- _Information supplied_:
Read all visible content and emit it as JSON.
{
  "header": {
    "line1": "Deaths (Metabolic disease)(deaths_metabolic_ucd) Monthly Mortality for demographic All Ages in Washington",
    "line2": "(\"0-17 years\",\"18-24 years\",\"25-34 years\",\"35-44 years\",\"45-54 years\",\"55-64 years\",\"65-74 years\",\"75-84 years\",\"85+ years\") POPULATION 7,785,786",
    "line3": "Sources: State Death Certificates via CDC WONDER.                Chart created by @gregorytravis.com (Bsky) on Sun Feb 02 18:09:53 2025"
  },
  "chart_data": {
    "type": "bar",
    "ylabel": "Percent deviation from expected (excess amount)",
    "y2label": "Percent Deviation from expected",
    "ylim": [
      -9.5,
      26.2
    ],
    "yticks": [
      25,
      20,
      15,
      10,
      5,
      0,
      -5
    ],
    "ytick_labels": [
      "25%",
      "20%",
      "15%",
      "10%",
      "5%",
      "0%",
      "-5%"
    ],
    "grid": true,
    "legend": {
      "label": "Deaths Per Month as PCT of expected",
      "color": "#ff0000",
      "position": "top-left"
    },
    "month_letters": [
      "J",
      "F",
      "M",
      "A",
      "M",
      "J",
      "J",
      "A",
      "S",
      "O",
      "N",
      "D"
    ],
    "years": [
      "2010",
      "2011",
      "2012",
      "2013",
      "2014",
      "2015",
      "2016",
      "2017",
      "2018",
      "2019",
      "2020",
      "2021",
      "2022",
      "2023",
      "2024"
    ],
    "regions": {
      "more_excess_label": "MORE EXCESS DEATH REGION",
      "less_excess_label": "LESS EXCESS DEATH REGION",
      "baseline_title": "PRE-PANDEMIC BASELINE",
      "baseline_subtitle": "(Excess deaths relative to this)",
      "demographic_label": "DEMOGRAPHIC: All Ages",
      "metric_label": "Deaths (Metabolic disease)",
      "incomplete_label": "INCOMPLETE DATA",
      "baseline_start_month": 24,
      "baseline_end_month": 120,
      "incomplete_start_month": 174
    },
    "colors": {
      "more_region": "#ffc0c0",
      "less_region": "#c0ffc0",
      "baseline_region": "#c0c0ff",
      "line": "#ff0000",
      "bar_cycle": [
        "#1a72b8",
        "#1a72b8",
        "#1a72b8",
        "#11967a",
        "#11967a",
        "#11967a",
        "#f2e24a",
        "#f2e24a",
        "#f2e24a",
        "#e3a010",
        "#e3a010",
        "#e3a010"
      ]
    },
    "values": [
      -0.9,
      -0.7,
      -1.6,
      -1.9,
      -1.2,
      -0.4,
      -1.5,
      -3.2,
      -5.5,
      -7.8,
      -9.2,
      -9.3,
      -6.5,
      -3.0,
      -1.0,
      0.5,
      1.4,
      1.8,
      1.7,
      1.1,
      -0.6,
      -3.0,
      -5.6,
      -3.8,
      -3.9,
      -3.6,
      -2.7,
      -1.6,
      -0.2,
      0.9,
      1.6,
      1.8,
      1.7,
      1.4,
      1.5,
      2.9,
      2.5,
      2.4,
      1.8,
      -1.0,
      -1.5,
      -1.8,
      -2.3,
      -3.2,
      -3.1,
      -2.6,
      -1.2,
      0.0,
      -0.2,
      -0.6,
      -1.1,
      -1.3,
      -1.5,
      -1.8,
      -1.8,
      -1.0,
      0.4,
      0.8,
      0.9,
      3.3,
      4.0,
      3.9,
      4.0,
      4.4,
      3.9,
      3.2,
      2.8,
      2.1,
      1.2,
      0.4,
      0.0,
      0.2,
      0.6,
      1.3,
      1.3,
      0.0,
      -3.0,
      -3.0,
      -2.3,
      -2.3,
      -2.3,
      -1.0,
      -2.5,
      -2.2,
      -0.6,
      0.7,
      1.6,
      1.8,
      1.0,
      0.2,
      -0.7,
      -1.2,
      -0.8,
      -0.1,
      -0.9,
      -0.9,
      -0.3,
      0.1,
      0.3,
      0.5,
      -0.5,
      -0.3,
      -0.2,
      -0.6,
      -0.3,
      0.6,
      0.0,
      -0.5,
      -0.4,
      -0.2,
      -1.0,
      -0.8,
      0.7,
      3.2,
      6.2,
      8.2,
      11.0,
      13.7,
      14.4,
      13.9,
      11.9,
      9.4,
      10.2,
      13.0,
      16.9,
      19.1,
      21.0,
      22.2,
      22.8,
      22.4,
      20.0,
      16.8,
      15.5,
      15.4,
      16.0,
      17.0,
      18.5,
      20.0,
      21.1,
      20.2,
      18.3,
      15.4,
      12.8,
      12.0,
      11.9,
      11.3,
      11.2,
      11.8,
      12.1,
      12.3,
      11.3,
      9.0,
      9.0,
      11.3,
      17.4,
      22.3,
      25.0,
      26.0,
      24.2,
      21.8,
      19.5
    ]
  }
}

- _Exercise prompt_: Scan the listing above for the word "years" and copy every line that holds it.

- _Written solution_:
    "line2": "(\"0-17 years\",\"18-24 years\",\"25-34 years\",\"35-44 years\",\"45-54 years\",\"55-64 years\",\"65-74 years\",\"75-84 years\",\"85+ years\") POPULATION 7,785,786",
    "years": [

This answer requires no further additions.